- WHAT IS EXPECTED
Omit the images. Copy each entry word for word.

- DATA SECTION

============================================================

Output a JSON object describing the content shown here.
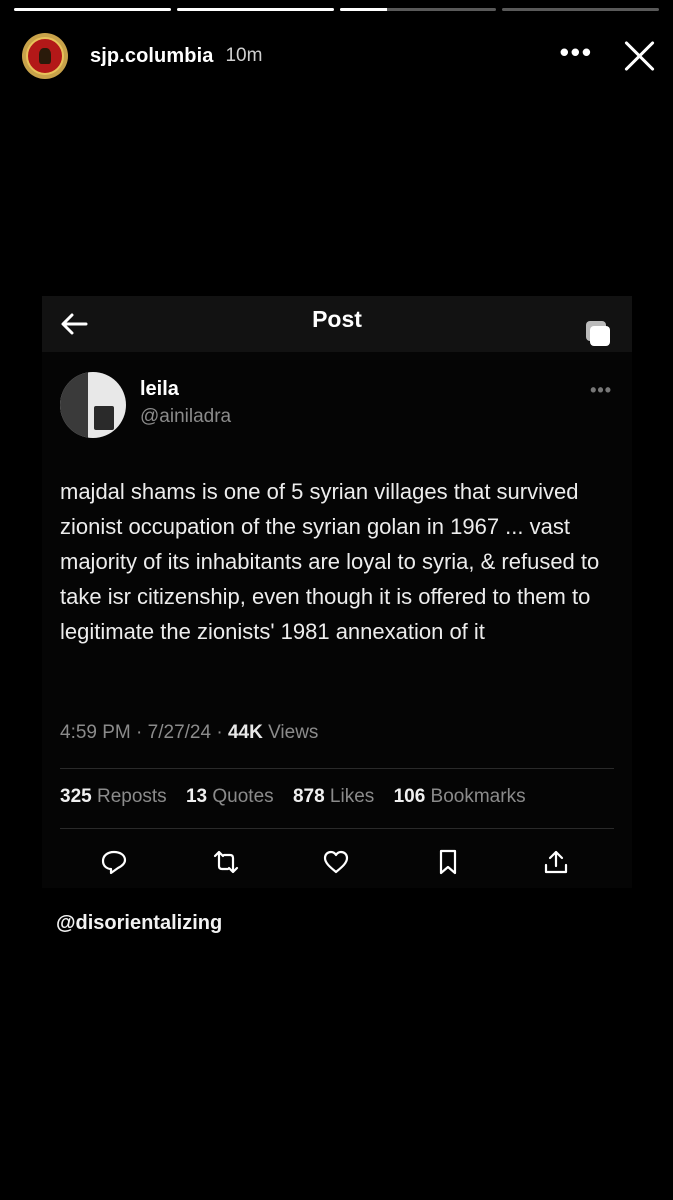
{
  "story": {
    "progress": [
      1,
      1,
      0.3,
      0,
      0
    ],
    "username": "sjp.columbia",
    "time_ago": "10m",
    "more_label": "•••",
    "mention": "@disorientalizing"
  },
  "post": {
    "header_title": "Post",
    "author_name": "leila",
    "author_handle": "@ainiladra",
    "more_label": "•••",
    "text": "majdal shams is one of 5 syrian villages that survived zionist occupation of the syrian golan in 1967 ... vast majority of its inhabitants are loyal to syria, & refused to take isr citizenship, even though it is offered to them to legitimate the zionists' 1981 annexation of it",
    "time": "4:59 PM",
    "date": "7/27/24",
    "separator": "·",
    "views_count": "44K",
    "views_label": "Views",
    "stats": [
      {
        "count": "325",
        "label": "Reposts"
      },
      {
        "count": "13",
        "label": "Quotes"
      },
      {
        "count": "878",
        "label": "Likes"
      },
      {
        "count": "106",
        "label": "Bookmarks"
      }
    ],
    "actions": [
      "reply-icon",
      "repost-icon",
      "like-icon",
      "bookmark-icon",
      "share-icon"
    ]
  }
}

============================================================

- OUTPUT OF THE TASK
Output a JSON object describing the content shown here.
{
  "story": {
    "progress": [
      1,
      1,
      0.3,
      0,
      0
    ],
    "username": "sjp.columbia",
    "time_ago": "10m",
    "more_label": "•••",
    "mention": "@disorientalizing"
  },
  "post": {
    "header_title": "Post",
    "author_name": "leila",
    "author_handle": "@ainiladra",
    "more_label": "•••",
    "text": "majdal shams is one of 5 syrian villages that survived zionist occupation of the syrian golan in 1967 ... vast majority of its inhabitants are loyal to syria, & refused to take isr citizenship, even though it is offered to them to legitimate the zionists' 1981 annexation of it",
    "time": "4:59 PM",
    "date": "7/27/24",
    "separator": "·",
    "views_count": "44K",
    "views_label": "Views",
    "stats": [
      {
        "count": "325",
        "label": "Reposts"
      },
      {
        "count": "13",
        "label": "Quotes"
      },
      {
        "count": "878",
        "label": "Likes"
      },
      {
        "count": "106",
        "label": "Bookmarks"
      }
    ],
    "actions": [
      "reply-icon",
      "repost-icon",
      "like-icon",
      "bookmark-icon",
      "share-icon"
    ]
  }
}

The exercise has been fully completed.